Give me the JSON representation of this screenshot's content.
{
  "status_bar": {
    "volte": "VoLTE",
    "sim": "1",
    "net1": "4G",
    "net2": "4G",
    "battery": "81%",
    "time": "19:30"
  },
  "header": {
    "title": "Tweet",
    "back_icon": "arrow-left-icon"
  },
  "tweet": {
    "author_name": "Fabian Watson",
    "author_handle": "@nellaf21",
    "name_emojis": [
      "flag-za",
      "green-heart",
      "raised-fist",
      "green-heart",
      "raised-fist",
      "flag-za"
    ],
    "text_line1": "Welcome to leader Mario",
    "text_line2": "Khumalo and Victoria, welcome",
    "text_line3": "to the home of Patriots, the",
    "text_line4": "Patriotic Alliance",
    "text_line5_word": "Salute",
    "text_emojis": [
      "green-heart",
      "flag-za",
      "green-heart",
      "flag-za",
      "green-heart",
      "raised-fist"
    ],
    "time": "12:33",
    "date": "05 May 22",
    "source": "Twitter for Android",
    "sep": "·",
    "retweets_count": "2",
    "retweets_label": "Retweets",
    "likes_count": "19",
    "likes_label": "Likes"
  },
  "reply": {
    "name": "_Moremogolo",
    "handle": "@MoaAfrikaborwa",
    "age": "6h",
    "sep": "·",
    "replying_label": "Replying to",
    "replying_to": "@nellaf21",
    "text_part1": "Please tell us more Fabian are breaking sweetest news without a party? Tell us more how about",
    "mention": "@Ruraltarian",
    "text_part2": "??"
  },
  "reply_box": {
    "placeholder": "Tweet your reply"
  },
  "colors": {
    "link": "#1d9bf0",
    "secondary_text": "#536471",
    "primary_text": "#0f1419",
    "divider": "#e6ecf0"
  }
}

-=-=-

## What you will do
Return the whole listing exactly, with every line included.

## Solution to this problem
Give me the JSON representation of this screenshot's content.
{
  "status_bar": {
    "volte": "VoLTE",
    "sim": "1",
    "net1": "4G",
    "net2": "4G",
    "battery": "81%",
    "time": "19:30"
  },
  "header": {
    "title": "Tweet",
    "back_icon": "arrow-left-icon"
  },
  "tweet": {
    "author_name": "Fabian Watson",
    "author_handle": "@nellaf21",
    "name_emojis": [
      "flag-za",
      "green-heart",
      "raised-fist",
      "green-heart",
      "raised-fist",
      "flag-za"
    ],
    "text_line1": "Welcome to leader Mario",
    "text_line2": "Khumalo and Victoria, welcome",
    "text_line3": "to the home of Patriots, the",
    "text_line4": "Patriotic Alliance",
    "text_line5_word": "Salute",
    "text_emojis": [
      "green-heart",
      "flag-za",
      "green-heart",
      "flag-za",
      "green-heart",
      "raised-fist"
    ],
    "time": "12:33",
    "date": "05 May 22",
    "source": "Twitter for Android",
    "sep": "·",
    "retweets_count": "2",
    "retweets_label": "Retweets",
    "likes_count": "19",
    "likes_label": "Likes"
  },
  "reply": {
    "name": "_Moremogolo",
    "handle": "@MoaAfrikaborwa",
    "age": "6h",
    "sep": "·",
    "replying_label": "Replying to",
    "replying_to": "@nellaf21",
    "text_part1": "Please tell us more Fabian are breaking sweetest news without a party? Tell us more how about",
    "mention": "@Ruraltarian",
    "text_part2": "??"
  },
  "reply_box": {
    "placeholder": "Tweet your reply"
  },
  "colors": {
    "link": "#1d9bf0",
    "secondary_text": "#536471",
    "primary_text": "#0f1419",
    "divider": "#e6ecf0"
  }
}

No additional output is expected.